WHAT IS BEING ASKED: Write out, word for word, the stretch of the Bixby design case study below from "How did our" through "considering privacy issues.".

PAGE:
Designing for Samsung Bixby - Voice
Worked at Samsung HQ, Seoul South Korea and SRIB collectively and contributed to designing of Samsung's new voice powered digital assistant.
Overview
Voice assistants are seen as the next big medium in device interaction. Based on an internal research, 72% of S-Voice users reported that their usage frequency would increase if improvements were made to it. At that moment Samsung took on the mission to re-imagine a voice assistant and Bixby was born. In October 2017, Samsung Bixby had 10 million+ active users. It’s poised to touch 500 million devices (including TV, refrigerator etc.) in a couple years.
To comply with my non-disclosure agreement, I have omitted and obfuscated confidential information in this case study. All information in this case study is my own and does not necessarily reflect the views of Samsung.
My Role
I joined Bixby-Voice Team at Samsung Seoul R&D Campus to come up with the UX principles. These UX Principles acted as the guiding force to define how the voice assistant would behave, speak and interact with the users.
The major things I worked on were:
• Bixby Experience Principles
• Identifying Key Use-Cases
• Navigation Flow of Bixby Compatible Devices
• Innovation — Generate IP
Bixby Experience Principle
Bixby Experience Principles describe our values, and inform our business strategy or product decisions. These Principles are based on research and incorporate what the team has learned about users’ needs and wants. They also reflect an understanding of the business needs and brand positioning.
How did our team come up with them?
The process was threefold. We identified problems in the voice assistant space, empathised with users and understood what users wanted and then brainstormed how an ideal interaction between a user and voice assistant should be by performing experiential prototyping.
What are the principles?
Comfortable: Comfort user by guiding them, gracefully recovering from error, reducing anxiety and make them feel in control by considering privacy issues.
Clear and Concise: Maximize clarity by giving necessary information while avoiding repetition. Conversation should be effortless and efficient. This principle helps in maximizing the efficiency of non-screen devices.

SUPPLIED MATERIAL:
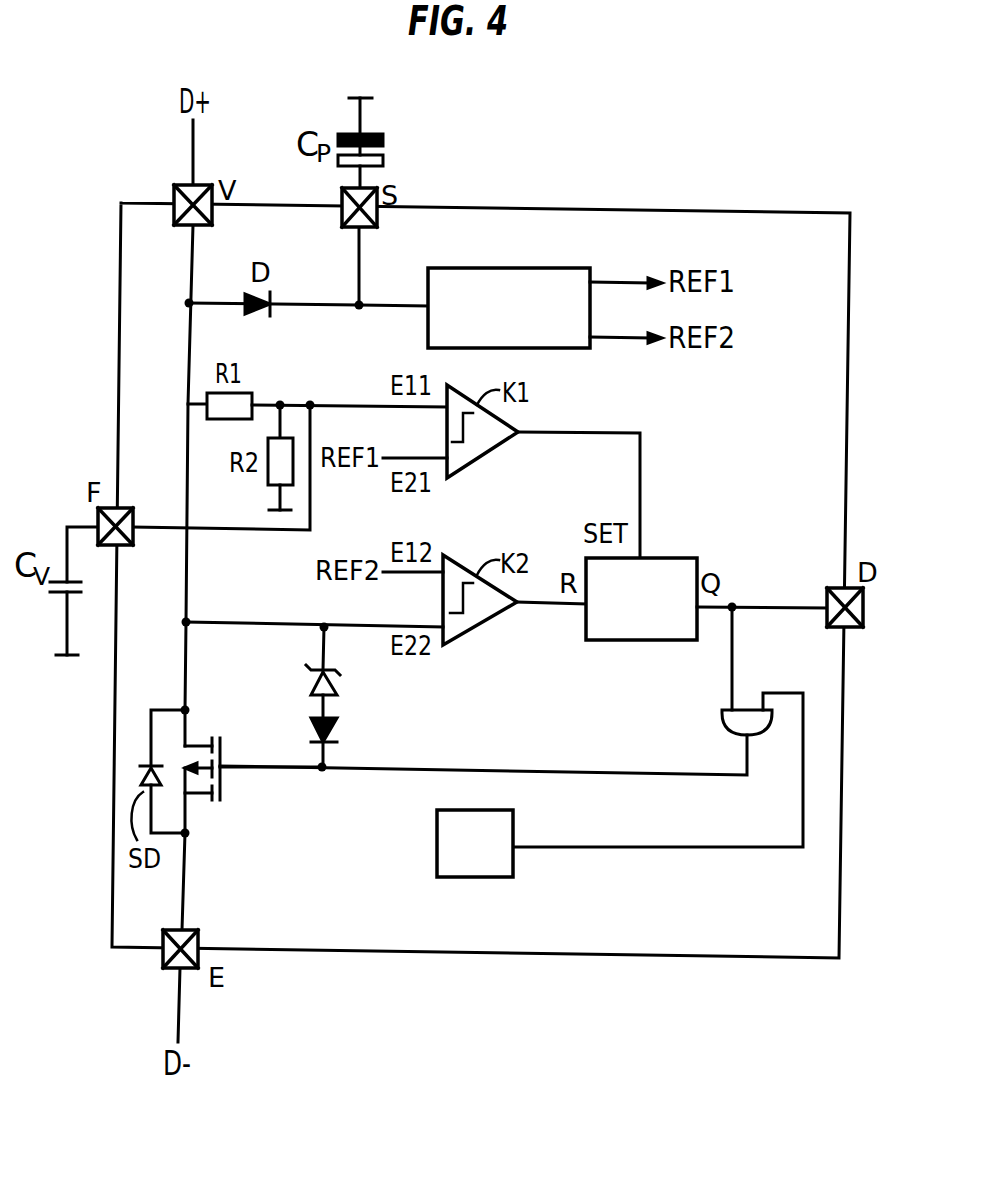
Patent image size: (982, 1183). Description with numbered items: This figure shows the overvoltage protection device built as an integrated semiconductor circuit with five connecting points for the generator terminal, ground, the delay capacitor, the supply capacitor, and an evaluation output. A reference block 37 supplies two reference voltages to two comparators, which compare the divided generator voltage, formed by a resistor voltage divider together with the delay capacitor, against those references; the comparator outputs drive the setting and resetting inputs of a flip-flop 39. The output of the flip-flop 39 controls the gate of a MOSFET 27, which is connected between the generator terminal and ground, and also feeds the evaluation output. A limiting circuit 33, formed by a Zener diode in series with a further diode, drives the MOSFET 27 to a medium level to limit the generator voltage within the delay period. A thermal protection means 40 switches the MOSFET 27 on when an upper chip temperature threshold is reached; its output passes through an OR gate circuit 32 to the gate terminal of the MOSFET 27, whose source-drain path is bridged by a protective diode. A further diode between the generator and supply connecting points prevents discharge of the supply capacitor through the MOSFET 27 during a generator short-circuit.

---

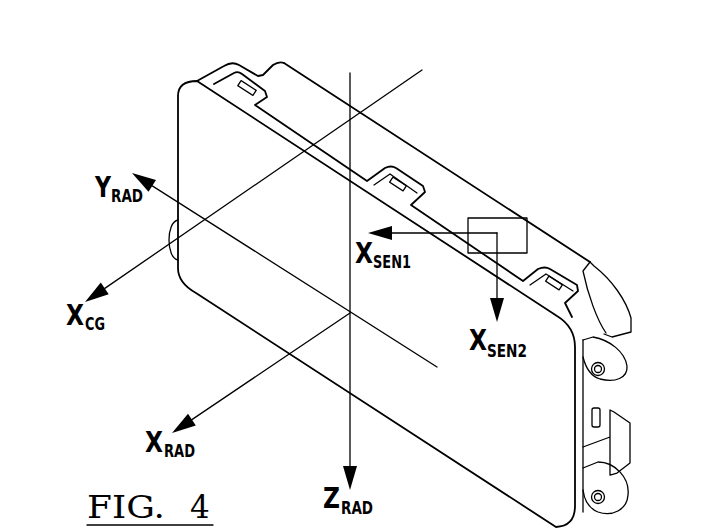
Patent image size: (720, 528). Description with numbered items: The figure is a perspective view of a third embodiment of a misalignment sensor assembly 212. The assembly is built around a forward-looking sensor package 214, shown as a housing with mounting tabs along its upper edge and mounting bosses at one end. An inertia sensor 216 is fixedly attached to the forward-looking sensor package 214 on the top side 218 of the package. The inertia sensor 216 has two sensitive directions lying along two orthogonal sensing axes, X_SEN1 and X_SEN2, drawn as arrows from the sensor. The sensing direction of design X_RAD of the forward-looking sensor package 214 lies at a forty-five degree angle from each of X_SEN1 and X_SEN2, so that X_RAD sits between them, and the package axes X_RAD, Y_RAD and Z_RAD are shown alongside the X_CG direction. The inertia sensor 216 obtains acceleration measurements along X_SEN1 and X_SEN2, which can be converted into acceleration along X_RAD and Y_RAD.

---

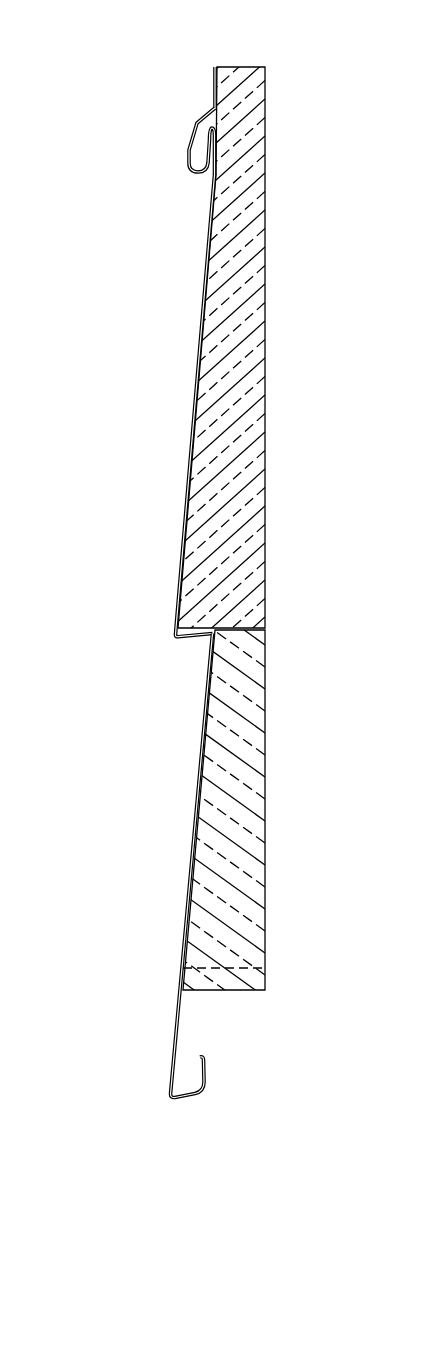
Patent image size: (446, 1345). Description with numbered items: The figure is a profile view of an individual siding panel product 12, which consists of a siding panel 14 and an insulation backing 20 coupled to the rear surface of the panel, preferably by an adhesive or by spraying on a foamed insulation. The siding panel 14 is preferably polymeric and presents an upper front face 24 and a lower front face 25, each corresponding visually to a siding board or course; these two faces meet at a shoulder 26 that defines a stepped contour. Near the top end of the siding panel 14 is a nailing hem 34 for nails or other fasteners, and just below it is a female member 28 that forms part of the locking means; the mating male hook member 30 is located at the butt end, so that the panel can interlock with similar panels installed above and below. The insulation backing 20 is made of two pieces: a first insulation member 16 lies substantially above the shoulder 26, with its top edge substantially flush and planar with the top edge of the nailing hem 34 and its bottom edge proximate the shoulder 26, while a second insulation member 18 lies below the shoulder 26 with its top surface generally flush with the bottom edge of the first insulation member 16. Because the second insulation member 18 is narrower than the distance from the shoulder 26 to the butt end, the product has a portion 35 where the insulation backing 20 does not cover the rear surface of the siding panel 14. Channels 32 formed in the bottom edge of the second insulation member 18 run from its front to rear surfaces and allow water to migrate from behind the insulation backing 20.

SOLUTION:
How did our team come up with them?
The process was threefold. We identified problems in the voice assistant space, empathised with users and understood what users wanted and then brainstormed how an ideal interaction between a user and voice assistant should be by performing experiential prototyping.
What are the principles?
Comfortable: Comfort user by guiding them, gracefully recovering from error, reducing anxiety and make them feel in control by considering privacy issues.